Exercise description
Find the string "JSON" in the records. Copy every line it appears in.
-- Data provided start --
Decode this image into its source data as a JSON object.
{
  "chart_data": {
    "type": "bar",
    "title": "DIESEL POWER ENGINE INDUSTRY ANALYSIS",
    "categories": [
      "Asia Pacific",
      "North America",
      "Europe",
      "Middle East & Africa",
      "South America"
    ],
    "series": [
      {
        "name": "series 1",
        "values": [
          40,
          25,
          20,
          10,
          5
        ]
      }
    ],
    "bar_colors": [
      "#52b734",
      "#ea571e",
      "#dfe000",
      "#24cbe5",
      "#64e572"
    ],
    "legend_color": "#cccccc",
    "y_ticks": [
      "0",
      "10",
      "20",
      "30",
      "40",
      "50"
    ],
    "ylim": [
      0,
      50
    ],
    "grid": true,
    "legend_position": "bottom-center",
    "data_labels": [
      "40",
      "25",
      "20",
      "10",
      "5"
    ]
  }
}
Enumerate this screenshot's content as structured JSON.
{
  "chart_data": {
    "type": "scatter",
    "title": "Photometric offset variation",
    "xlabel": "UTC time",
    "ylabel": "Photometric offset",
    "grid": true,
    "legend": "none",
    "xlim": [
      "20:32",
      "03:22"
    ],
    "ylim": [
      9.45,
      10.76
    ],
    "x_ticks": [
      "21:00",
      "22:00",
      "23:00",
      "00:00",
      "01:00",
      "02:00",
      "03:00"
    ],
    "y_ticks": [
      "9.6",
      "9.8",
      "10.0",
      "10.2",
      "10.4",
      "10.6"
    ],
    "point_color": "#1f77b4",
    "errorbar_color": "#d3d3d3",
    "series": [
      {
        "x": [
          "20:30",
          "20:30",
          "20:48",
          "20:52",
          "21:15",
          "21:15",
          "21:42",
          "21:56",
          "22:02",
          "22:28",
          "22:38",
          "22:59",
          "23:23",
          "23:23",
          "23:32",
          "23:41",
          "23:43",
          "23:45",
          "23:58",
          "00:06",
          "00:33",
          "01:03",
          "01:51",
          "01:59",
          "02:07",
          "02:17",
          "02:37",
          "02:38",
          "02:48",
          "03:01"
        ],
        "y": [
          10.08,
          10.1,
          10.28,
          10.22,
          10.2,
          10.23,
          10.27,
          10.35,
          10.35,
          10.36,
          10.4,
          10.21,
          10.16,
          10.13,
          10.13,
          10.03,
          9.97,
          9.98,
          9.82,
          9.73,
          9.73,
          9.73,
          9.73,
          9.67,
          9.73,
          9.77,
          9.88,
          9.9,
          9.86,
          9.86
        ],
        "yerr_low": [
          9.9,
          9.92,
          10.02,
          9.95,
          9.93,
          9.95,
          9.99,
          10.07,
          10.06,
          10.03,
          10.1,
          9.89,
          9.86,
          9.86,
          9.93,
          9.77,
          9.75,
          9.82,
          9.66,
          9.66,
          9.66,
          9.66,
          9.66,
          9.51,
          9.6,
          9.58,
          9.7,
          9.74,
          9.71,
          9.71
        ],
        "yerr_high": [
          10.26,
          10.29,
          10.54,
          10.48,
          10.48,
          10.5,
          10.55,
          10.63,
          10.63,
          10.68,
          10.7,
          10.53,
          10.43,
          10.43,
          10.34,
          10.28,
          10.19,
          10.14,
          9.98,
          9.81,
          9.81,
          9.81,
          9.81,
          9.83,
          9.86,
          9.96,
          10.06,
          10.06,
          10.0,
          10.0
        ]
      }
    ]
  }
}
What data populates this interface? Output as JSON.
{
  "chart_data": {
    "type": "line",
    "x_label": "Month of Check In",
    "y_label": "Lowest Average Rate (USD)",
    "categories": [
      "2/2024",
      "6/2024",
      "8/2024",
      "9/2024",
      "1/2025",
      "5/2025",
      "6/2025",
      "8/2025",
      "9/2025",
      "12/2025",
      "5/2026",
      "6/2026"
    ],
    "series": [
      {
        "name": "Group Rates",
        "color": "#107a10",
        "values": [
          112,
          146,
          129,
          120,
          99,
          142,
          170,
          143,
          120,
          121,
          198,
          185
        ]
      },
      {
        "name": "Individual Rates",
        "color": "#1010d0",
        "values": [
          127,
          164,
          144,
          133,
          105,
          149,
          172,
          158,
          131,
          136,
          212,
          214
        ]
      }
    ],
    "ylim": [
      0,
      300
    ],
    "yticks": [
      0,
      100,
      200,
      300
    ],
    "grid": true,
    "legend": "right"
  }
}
-- Data provided end --
Problem solution
Decode this image into its source data as a JSON object.
Enumerate this screenshot's content as structured JSON.
What data populates this interface? Output as JSON.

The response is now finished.